[Records contained in a dataset]
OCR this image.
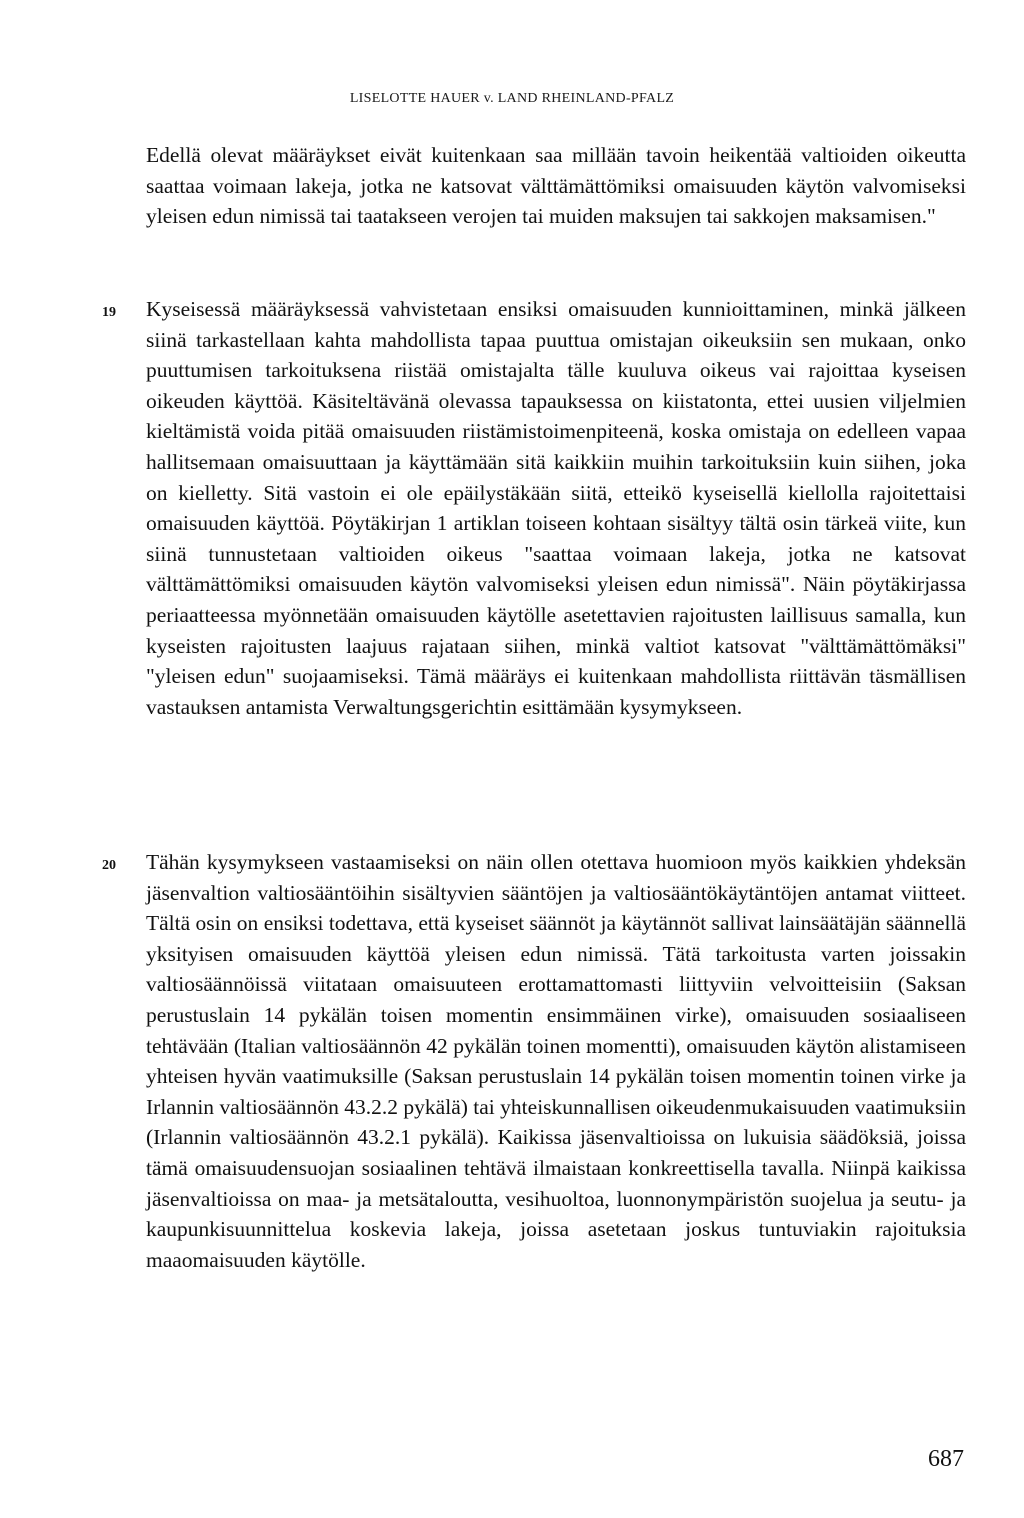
LISELOTTE HAUER v. LAND RHEINLAND-PFALZ

Edellä olevat määräykset eivät kuitenkaan saa millään tavoin heikentää valtioiden oikeutta saattaa voimaan lakeja, jotka ne katsovat välttämättömiksi omaisuuden käytön valvomiseksi yleisen edun nimissä tai taatakseen verojen tai muiden maksujen tai sakkojen maksamisen."

19 Kyseisessä määräyksessä vahvistetaan ensiksi omaisuuden kunnioittaminen, minkä jälkeen siinä tarkastellaan kahta mahdollista tapaa puuttua omistajan oikeuksiin sen mukaan, onko puuttumisen tarkoituksena riistää omistajalta tälle kuuluva oikeus vai rajoittaa kyseisen oikeuden käyttöä. Käsiteltävänä olevassa tapauksessa on kiistatonta, ettei uusien viljelmien kieltämistä voida pitää omaisuuden riistämistoimenpiteenä, koska omistaja on edelleen vapaa hallitsemaan omaisuuttaan ja käyttämään sitä kaikkiin muihin tarkoituksiin kuin siihen, joka on kielletty. Sitä vastoin ei ole epäilystäkään siitä, etteikö kyseisellä kiellolla rajoitettaisi omaisuuden käyttöä. Pöytäkirjan 1 artiklan toiseen kohtaan sisältyy tältä osin tärkeä viite, kun siinä tunnustetaan valtioiden oikeus "saattaa voimaan lakeja, jotka ne katsovat välttämättömiksi omaisuuden käytön valvomiseksi yleisen edun nimissä". Näin pöytäkirjassa periaatteessa myönnetään omaisuuden käytölle asetettavien rajoitusten laillisuus samalla, kun kyseisten rajoitusten laajuus rajataan siihen, minkä valtiot katsovat "välttämättömäksi" "yleisen edun" suojaamiseksi. Tämä määräys ei kuitenkaan mahdollista riittävän täsmällisen vastauksen antamista Verwaltungsgerichtin esittämään kysymykseen.

20 Tähän kysymykseen vastaamiseksi on näin ollen otettava huomioon myös kaikkien yhdeksän jäsenvaltion valtiosääntöihin sisältyvien sääntöjen ja valtiosääntökäytäntöjen antamat viitteet. Tältä osin on ensiksi todettava, että kyseiset säännöt ja käytännöt sallivat lainsäätäjän säännellä yksityisen omaisuuden käyttöä yleisen edun nimissä. Tätä tarkoitusta varten joissakin valtiosäännöissä viitataan omaisuuteen erottamattomasti liittyviin velvoitteisiin (Saksan perustuslain 14 pykälän toisen momentin ensimmäinen virke), omaisuuden sosiaaliseen tehtävään (Italian valtiosäännön 42 pykälän toinen momentti), omaisuuden käytön alistamiseen yhteisen hyvän vaatimuksille (Saksan perustuslain 14 pykälän toisen momentin toinen virke ja Irlannin valtiosäännön 43.2.2 pykälä) tai yhteiskunnallisen oikeudenmukaisuuden vaatimuksiin (Irlannin valtiosäännön 43.2.1 pykälä). Kaikissa jäsenvaltioissa on lukuisia säädöksiä, joissa tämä omaisuudensuojan sosiaalinen tehtävä ilmaistaan konkreettisella tavalla. Niinpä kaikissa jäsenvaltioissa on maa- ja metsätaloutta, vesihuoltoa, luonnonympäristön suojelua ja seutu- ja kaupunkisuunnittelua koskevia lakeja, joissa asetetaan joskus tuntuviakin rajoituksia maaomaisuuden käytölle.

687
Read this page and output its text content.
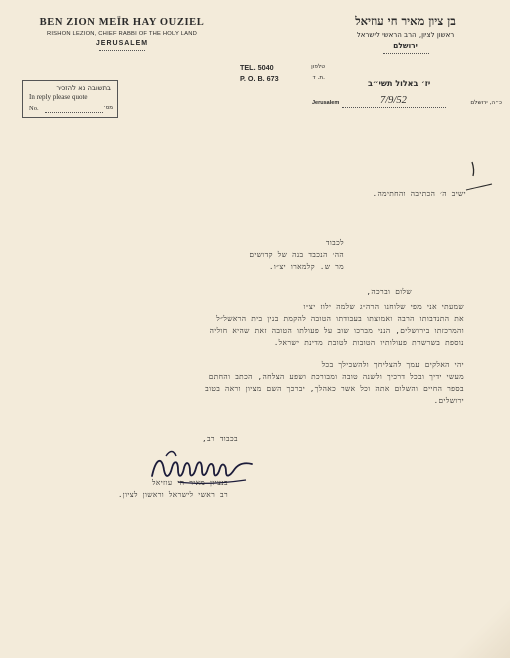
BEN ZION MEÏR HAY OUZIEL
RISHON LEZION, CHIEF RABBI OF THE HOLY LAND
JERUSALEM
בן ציון מאיר חי עוזיאל
ראשון לציון, הרב הראשי לישראל
ירושלם
בתשובה נא להזכיר
In reply please quote
No.	מס׳
TEL. 5040	טלפון
P. O. B. 673	ת. ד.
יז׳ באלול תשי״ב
Jerusalem	7/9/52	כ״ה, ירושלם
ישיב ה׳ הכתיבה והחתימה.
לכבוד
הה׳ הנכבד בנה של קדושים
מר ש. קלמארו יצ״ו.
שלום וברכה,
שמעתי אני מפי שלוחנו הרה״ג שלמה ילוז יצ״ו
את התנדבותו הרבה ואמוצתו בעבודתו הטובה להקמת בנין בית הראשל״ל
והמרכזתו בירושלים, הנני מברכו שוב על פעולתו הטובה זאת שהיא חוליה
נוספת בשרשרת פעולותיו הטובות לטובת מדינת ישראל.
יהי האלקים עמך להצליחך ולהשכילך בכל
מעשי ידיך ובכל דרכיך ולשנה טובה ומבורכת ושפע הצלחה, הכתב והחתם
בספר החיים והשלום אתה וכל אשר כאהלך, יברכך השם מציון וראה בטוב
ירושלים.
בכבוד רב,
בנציון מאיר חי עוזיאל
רב ראשי לישראל וראשון לציון.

What to work on: Copy out each record shown above without alteration, skipping any picture.

Exercise answer:
OCR this image.
LISELOTTE HAUER v. LAND RHEINLAND-PFALZ

Edellä olevat määräykset eivät kuitenkaan saa millään tavoin heikentää valtioiden oikeutta saattaa voimaan lakeja, jotka ne katsovat välttämättömiksi omaisuuden käytön valvomiseksi yleisen edun nimissä tai taatakseen verojen tai muiden maksujen tai sakkojen maksamisen."

19 Kyseisessä määräyksessä vahvistetaan ensiksi omaisuuden kunnioittaminen, minkä jälkeen siinä tarkastellaan kahta mahdollista tapaa puuttua omistajan oikeuksiin sen mukaan, onko puuttumisen tarkoituksena riistää omistajalta tälle kuuluva oikeus vai rajoittaa kyseisen oikeuden käyttöä. Käsiteltävänä olevassa tapauksessa on kiistatonta, ettei uusien viljelmien kieltämistä voida pitää omaisuuden riistämistoimenpiteenä, koska omistaja on edelleen vapaa hallitsemaan omaisuuttaan ja käyttämään sitä kaikkiin muihin tarkoituksiin kuin siihen, joka on kielletty. Sitä vastoin ei ole epäilystäkään siitä, etteikö kyseisellä kiellolla rajoitettaisi omaisuuden käyttöä. Pöytäkirjan 1 artiklan toiseen kohtaan sisältyy tältä osin tärkeä viite, kun siinä tunnustetaan valtioiden oikeus "saattaa voimaan lakeja, jotka ne katsovat välttämättömiksi omaisuuden käytön valvomiseksi yleisen edun nimissä". Näin pöytäkirjassa periaatteessa myönnetään omaisuuden käytölle asetettavien rajoitusten laillisuus samalla, kun kyseisten rajoitusten laajuus rajataan siihen, minkä valtiot katsovat "välttämättömäksi" "yleisen edun" suojaamiseksi. Tämä määräys ei kuitenkaan mahdollista riittävän täsmällisen vastauksen antamista Verwaltungsgerichtin esittämään kysymykseen.

20 Tähän kysymykseen vastaamiseksi on näin ollen otettava huomioon myös kaikkien yhdeksän jäsenvaltion valtiosääntöihin sisältyvien sääntöjen ja valtiosääntökäytäntöjen antamat viitteet. Tältä osin on ensiksi todettava, että kyseiset säännöt ja käytännöt sallivat lainsäätäjän säännellä yksityisen omaisuuden käyttöä yleisen edun nimissä. Tätä tarkoitusta varten joissakin valtiosäännöissä viitataan omaisuuteen erottamattomasti liittyviin velvoitteisiin (Saksan perustuslain 14 pykälän toisen momentin ensimmäinen virke), omaisuuden sosiaaliseen tehtävään (Italian valtiosäännön 42 pykälän toinen momentti), omaisuuden käytön alistamiseen yhteisen hyvän vaatimuksille (Saksan perustuslain 14 pykälän toisen momentin toinen virke ja Irlannin valtiosäännön 43.2.2 pykälä) tai yhteiskunnallisen oikeudenmukaisuuden vaatimuksiin (Irlannin valtiosäännön 43.2.1 pykälä). Kaikissa jäsenvaltioissa on lukuisia säädöksiä, joissa tämä omaisuudensuojan sosiaalinen tehtävä ilmaistaan konkreettisella tavalla. Niinpä kaikissa jäsenvaltioissa on maa- ja metsätaloutta, vesihuoltoa, luonnonympäristön suojelua ja seutu- ja kaupunkisuunnittelua koskevia lakeja, joissa asetetaan joskus tuntuviakin rajoituksia maaomaisuuden käytölle.

687
Read this page and output its text content.
BEN ZION MEÏR HAY OUZIEL
RISHON LEZION, CHIEF RABBI OF THE HOLY LAND
JERUSALEM
בן ציון מאיר חי עוזיאל
ראשון לציון, הרב הראשי לישראל
ירושלם
בתשובה נא להזכיר
In reply please quote
No.	מס׳
TEL. 5040	טלפון
P. O. B. 673	ת. ד.
יז׳ באלול תשי״ב
Jerusalem	7/9/52	כ״ה, ירושלם
ישיב ה׳ הכתיבה והחתימה.
לכבוד
הה׳ הנכבד בנה של קדושים
מר ש. קלמארו יצ״ו.
שלום וברכה,
שמעתי אני מפי שלוחנו הרה״ג שלמה ילוז יצ״ו
את התנדבותו הרבה ואמוצתו בעבודתו הטובה להקמת בנין בית הראשל״ל
והמרכזתו בירושלים, הנני מברכו שוב על פעולתו הטובה זאת שהיא חוליה
נוספת בשרשרת פעולותיו הטובות לטובת מדינת ישראל.
יהי האלקים עמך להצליחך ולהשכילך בכל
מעשי ידיך ובכל דרכיך ולשנה טובה ומבורכת ושפע הצלחה, הכתב והחתם
בספר החיים והשלום אתה וכל אשר כאהלך, יברכך השם מציון וראה בטוב
ירושלים.
בכבוד רב,
בנציון מאיר חי עוזיאל
רב ראשי לישראל וראשון לציון.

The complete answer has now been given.